[Start]

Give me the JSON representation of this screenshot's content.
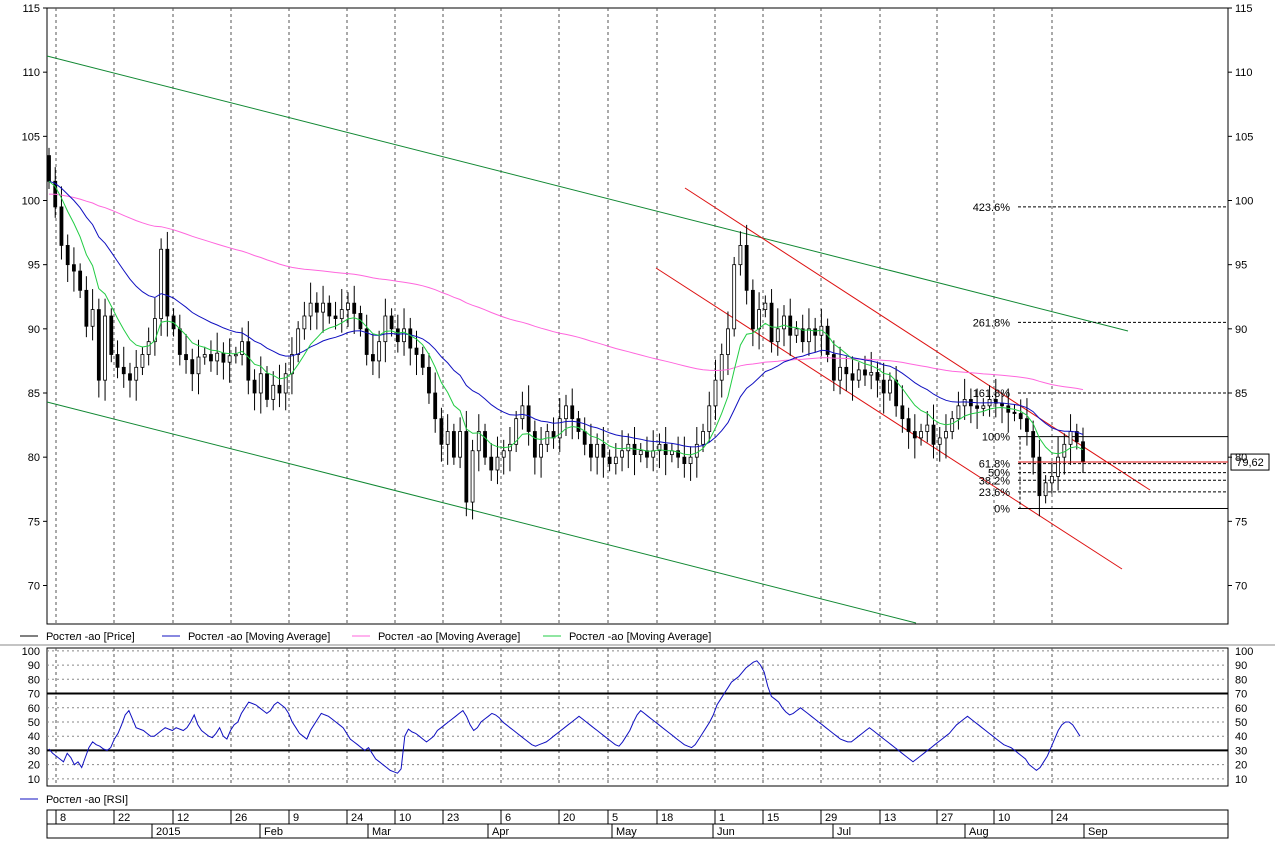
{
  "chart_data": [
    {
      "type": "candlestick",
      "title": "",
      "ylim": [
        67,
        115
      ],
      "y_ticks": [
        70,
        75,
        80,
        85,
        90,
        95,
        100,
        105,
        110,
        115
      ],
      "last_price_label": "79,62",
      "x_day_labels": [
        "8",
        "22",
        "12",
        "26",
        "9",
        "24",
        "10",
        "23",
        "6",
        "20",
        "5",
        "18",
        "1",
        "15",
        "29",
        "13",
        "27",
        "10",
        "24"
      ],
      "x_month_labels": [
        "2015",
        "Feb",
        "Mar",
        "Apr",
        "May",
        "Jun",
        "Jul",
        "Aug",
        "Sep"
      ],
      "legend": [
        {
          "name": "Ростел -ао [Price]",
          "color": "#000000"
        },
        {
          "name": "Ростел -ао [Moving Average]",
          "color": "#1010c0"
        },
        {
          "name": "Ростел -ао [Moving Average]",
          "color": "#ff66dd"
        },
        {
          "name": "Ростел -ао [Moving Average]",
          "color": "#22cc44"
        }
      ],
      "price_closes": [
        101.5,
        99.5,
        96.5,
        95,
        94.5,
        93,
        90.2,
        91.5,
        86,
        91,
        88,
        87,
        86.5,
        86,
        87,
        88,
        89,
        90.8,
        96.2,
        91,
        90,
        88,
        87.6,
        86.5,
        87.8,
        88,
        87.5,
        88.1,
        87.4,
        87.9,
        88,
        89,
        86,
        85,
        86.5,
        84.5,
        85.6,
        85,
        86.5,
        88,
        90,
        91,
        92,
        91.3,
        92,
        91,
        90.8,
        91.5,
        92,
        91.2,
        90,
        88,
        87.5,
        89,
        91,
        90,
        89,
        90,
        88.5,
        88,
        87,
        85,
        83,
        81,
        82,
        80,
        82,
        76.5,
        80.5,
        82,
        80,
        79,
        80,
        80.5,
        81,
        83,
        84,
        82,
        80,
        81,
        82,
        81.5,
        83,
        84,
        83,
        82,
        81,
        80,
        81,
        80,
        79.5,
        80,
        80.5,
        81,
        80.2,
        80.5,
        80,
        80.5,
        81,
        80.2,
        80.5,
        80,
        79.5,
        80,
        81,
        82,
        84,
        86,
        88,
        90,
        95,
        96.5,
        93,
        90,
        91.5,
        92,
        89,
        90,
        91,
        89.5,
        90,
        89,
        90,
        89.5,
        90.2,
        88,
        86,
        87,
        86.5,
        86,
        86.8,
        86.4,
        86.6,
        86,
        85,
        86,
        84,
        83,
        82,
        81.5,
        82,
        82.5,
        81,
        81.5,
        82,
        83,
        84,
        84.5,
        84,
        83.8,
        84,
        84.5,
        84.2,
        84,
        83.5,
        83.4,
        83,
        82,
        80,
        77,
        78,
        78.5,
        80,
        81,
        82,
        81.2,
        79.62
      ],
      "fibonacci_levels": [
        {
          "label": "423.6%",
          "value": 99.5
        },
        {
          "label": "261.8%",
          "value": 90.5
        },
        {
          "label": "161.8%",
          "value": 85
        },
        {
          "label": "100%",
          "value": 81.6
        },
        {
          "label": "61.8%",
          "value": 79.5
        },
        {
          "label": "50%",
          "value": 78.8
        },
        {
          "label": "38.2%",
          "value": 78.2
        },
        {
          "label": "23.6%",
          "value": 77.3
        },
        {
          "label": "0%",
          "value": 76
        }
      ]
    },
    {
      "type": "line",
      "title": "",
      "ylim": [
        5,
        102
      ],
      "y_ticks": [
        10,
        20,
        30,
        40,
        50,
        60,
        70,
        80,
        90,
        100
      ],
      "reference_lines": [
        30,
        70
      ],
      "legend": [
        {
          "name": "Ростел -ао [RSI]",
          "color": "#1010c0"
        }
      ],
      "rsi_values": [
        31,
        28,
        26,
        24,
        22,
        28,
        25,
        20,
        22,
        18,
        25,
        32,
        36,
        34,
        33,
        31,
        30,
        32,
        38,
        42,
        48,
        55,
        58,
        52,
        46,
        45,
        44,
        42,
        40,
        40,
        42,
        44,
        46,
        45,
        44,
        46,
        45,
        44,
        46,
        50,
        55,
        48,
        44,
        42,
        40,
        39,
        42,
        46,
        40,
        38,
        44,
        48,
        50,
        56,
        60,
        64,
        63,
        62,
        60,
        58,
        56,
        58,
        62,
        64,
        62,
        60,
        56,
        50,
        46,
        42,
        40,
        38,
        44,
        48,
        52,
        56,
        55,
        54,
        52,
        50,
        48,
        46,
        42,
        38,
        36,
        34,
        32,
        30,
        32,
        28,
        24,
        22,
        20,
        18,
        16,
        15,
        14,
        17,
        40,
        45,
        43,
        42,
        40,
        38,
        36,
        38,
        40,
        44,
        46,
        48,
        50,
        52,
        54,
        56,
        58,
        54,
        48,
        44,
        46,
        50,
        52,
        54,
        56,
        55,
        53,
        50,
        48,
        46,
        44,
        42,
        40,
        38,
        36,
        34,
        33,
        34,
        35,
        36,
        38,
        40,
        42,
        44,
        46,
        48,
        50,
        52,
        54,
        52,
        50,
        48,
        46,
        44,
        42,
        40,
        38,
        36,
        34,
        33,
        36,
        40,
        44,
        50,
        55,
        58,
        56,
        54,
        52,
        50,
        48,
        46,
        44,
        42,
        40,
        38,
        36,
        34,
        33,
        32,
        34,
        38,
        42,
        46,
        50,
        55,
        62,
        66,
        70,
        74,
        78,
        80,
        82,
        85,
        88,
        90,
        92,
        93,
        90,
        85,
        75,
        68,
        66,
        64,
        60,
        57,
        55,
        56,
        58,
        60,
        58,
        56,
        54,
        52,
        50,
        48,
        46,
        44,
        42,
        40,
        38,
        37,
        36,
        36,
        38,
        40,
        42,
        44,
        46,
        44,
        42,
        40,
        38,
        36,
        34,
        32,
        30,
        28,
        26,
        24,
        22,
        24,
        26,
        28,
        30,
        32,
        34,
        36,
        38,
        40,
        42,
        45,
        48,
        50,
        52,
        54,
        52,
        50,
        48,
        46,
        44,
        42,
        40,
        38,
        36,
        34,
        33,
        32,
        30,
        28,
        26,
        24,
        20,
        18,
        16,
        18,
        22,
        26,
        32,
        38,
        44,
        48,
        50,
        50,
        48,
        44,
        40
      ]
    }
  ]
}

[End]

EXERCISE GOAL: Restate the data above word for word. Skip every picture.

REPLY TO THE TASK:
Give me the JSON representation of this screenshot's content.
{
  "chart_data": [
    {
      "type": "candlestick",
      "title": "",
      "ylim": [
        67,
        115
      ],
      "y_ticks": [
        70,
        75,
        80,
        85,
        90,
        95,
        100,
        105,
        110,
        115
      ],
      "last_price_label": "79,62",
      "x_day_labels": [
        "8",
        "22",
        "12",
        "26",
        "9",
        "24",
        "10",
        "23",
        "6",
        "20",
        "5",
        "18",
        "1",
        "15",
        "29",
        "13",
        "27",
        "10",
        "24"
      ],
      "x_month_labels": [
        "2015",
        "Feb",
        "Mar",
        "Apr",
        "May",
        "Jun",
        "Jul",
        "Aug",
        "Sep"
      ],
      "legend": [
        {
          "name": "Ростел -ао [Price]",
          "color": "#000000"
        },
        {
          "name": "Ростел -ао [Moving Average]",
          "color": "#1010c0"
        },
        {
          "name": "Ростел -ао [Moving Average]",
          "color": "#ff66dd"
        },
        {
          "name": "Ростел -ао [Moving Average]",
          "color": "#22cc44"
        }
      ],
      "price_closes": [
        101.5,
        99.5,
        96.5,
        95,
        94.5,
        93,
        90.2,
        91.5,
        86,
        91,
        88,
        87,
        86.5,
        86,
        87,
        88,
        89,
        90.8,
        96.2,
        91,
        90,
        88,
        87.6,
        86.5,
        87.8,
        88,
        87.5,
        88.1,
        87.4,
        87.9,
        88,
        89,
        86,
        85,
        86.5,
        84.5,
        85.6,
        85,
        86.5,
        88,
        90,
        91,
        92,
        91.3,
        92,
        91,
        90.8,
        91.5,
        92,
        91.2,
        90,
        88,
        87.5,
        89,
        91,
        90,
        89,
        90,
        88.5,
        88,
        87,
        85,
        83,
        81,
        82,
        80,
        82,
        76.5,
        80.5,
        82,
        80,
        79,
        80,
        80.5,
        81,
        83,
        84,
        82,
        80,
        81,
        82,
        81.5,
        83,
        84,
        83,
        82,
        81,
        80,
        81,
        80,
        79.5,
        80,
        80.5,
        81,
        80.2,
        80.5,
        80,
        80.5,
        81,
        80.2,
        80.5,
        80,
        79.5,
        80,
        81,
        82,
        84,
        86,
        88,
        90,
        95,
        96.5,
        93,
        90,
        91.5,
        92,
        89,
        90,
        91,
        89.5,
        90,
        89,
        90,
        89.5,
        90.2,
        88,
        86,
        87,
        86.5,
        86,
        86.8,
        86.4,
        86.6,
        86,
        85,
        86,
        84,
        83,
        82,
        81.5,
        82,
        82.5,
        81,
        81.5,
        82,
        83,
        84,
        84.5,
        84,
        83.8,
        84,
        84.5,
        84.2,
        84,
        83.5,
        83.4,
        83,
        82,
        80,
        77,
        78,
        78.5,
        80,
        81,
        82,
        81.2,
        79.62
      ],
      "fibonacci_levels": [
        {
          "label": "423.6%",
          "value": 99.5
        },
        {
          "label": "261.8%",
          "value": 90.5
        },
        {
          "label": "161.8%",
          "value": 85
        },
        {
          "label": "100%",
          "value": 81.6
        },
        {
          "label": "61.8%",
          "value": 79.5
        },
        {
          "label": "50%",
          "value": 78.8
        },
        {
          "label": "38.2%",
          "value": 78.2
        },
        {
          "label": "23.6%",
          "value": 77.3
        },
        {
          "label": "0%",
          "value": 76
        }
      ]
    },
    {
      "type": "line",
      "title": "",
      "ylim": [
        5,
        102
      ],
      "y_ticks": [
        10,
        20,
        30,
        40,
        50,
        60,
        70,
        80,
        90,
        100
      ],
      "reference_lines": [
        30,
        70
      ],
      "legend": [
        {
          "name": "Ростел -ао [RSI]",
          "color": "#1010c0"
        }
      ],
      "rsi_values": [
        31,
        28,
        26,
        24,
        22,
        28,
        25,
        20,
        22,
        18,
        25,
        32,
        36,
        34,
        33,
        31,
        30,
        32,
        38,
        42,
        48,
        55,
        58,
        52,
        46,
        45,
        44,
        42,
        40,
        40,
        42,
        44,
        46,
        45,
        44,
        46,
        45,
        44,
        46,
        50,
        55,
        48,
        44,
        42,
        40,
        39,
        42,
        46,
        40,
        38,
        44,
        48,
        50,
        56,
        60,
        64,
        63,
        62,
        60,
        58,
        56,
        58,
        62,
        64,
        62,
        60,
        56,
        50,
        46,
        42,
        40,
        38,
        44,
        48,
        52,
        56,
        55,
        54,
        52,
        50,
        48,
        46,
        42,
        38,
        36,
        34,
        32,
        30,
        32,
        28,
        24,
        22,
        20,
        18,
        16,
        15,
        14,
        17,
        40,
        45,
        43,
        42,
        40,
        38,
        36,
        38,
        40,
        44,
        46,
        48,
        50,
        52,
        54,
        56,
        58,
        54,
        48,
        44,
        46,
        50,
        52,
        54,
        56,
        55,
        53,
        50,
        48,
        46,
        44,
        42,
        40,
        38,
        36,
        34,
        33,
        34,
        35,
        36,
        38,
        40,
        42,
        44,
        46,
        48,
        50,
        52,
        54,
        52,
        50,
        48,
        46,
        44,
        42,
        40,
        38,
        36,
        34,
        33,
        36,
        40,
        44,
        50,
        55,
        58,
        56,
        54,
        52,
        50,
        48,
        46,
        44,
        42,
        40,
        38,
        36,
        34,
        33,
        32,
        34,
        38,
        42,
        46,
        50,
        55,
        62,
        66,
        70,
        74,
        78,
        80,
        82,
        85,
        88,
        90,
        92,
        93,
        90,
        85,
        75,
        68,
        66,
        64,
        60,
        57,
        55,
        56,
        58,
        60,
        58,
        56,
        54,
        52,
        50,
        48,
        46,
        44,
        42,
        40,
        38,
        37,
        36,
        36,
        38,
        40,
        42,
        44,
        46,
        44,
        42,
        40,
        38,
        36,
        34,
        32,
        30,
        28,
        26,
        24,
        22,
        24,
        26,
        28,
        30,
        32,
        34,
        36,
        38,
        40,
        42,
        45,
        48,
        50,
        52,
        54,
        52,
        50,
        48,
        46,
        44,
        42,
        40,
        38,
        36,
        34,
        33,
        32,
        30,
        28,
        26,
        24,
        20,
        18,
        16,
        18,
        22,
        26,
        32,
        38,
        44,
        48,
        50,
        50,
        48,
        44,
        40
      ]
    }
  ]
}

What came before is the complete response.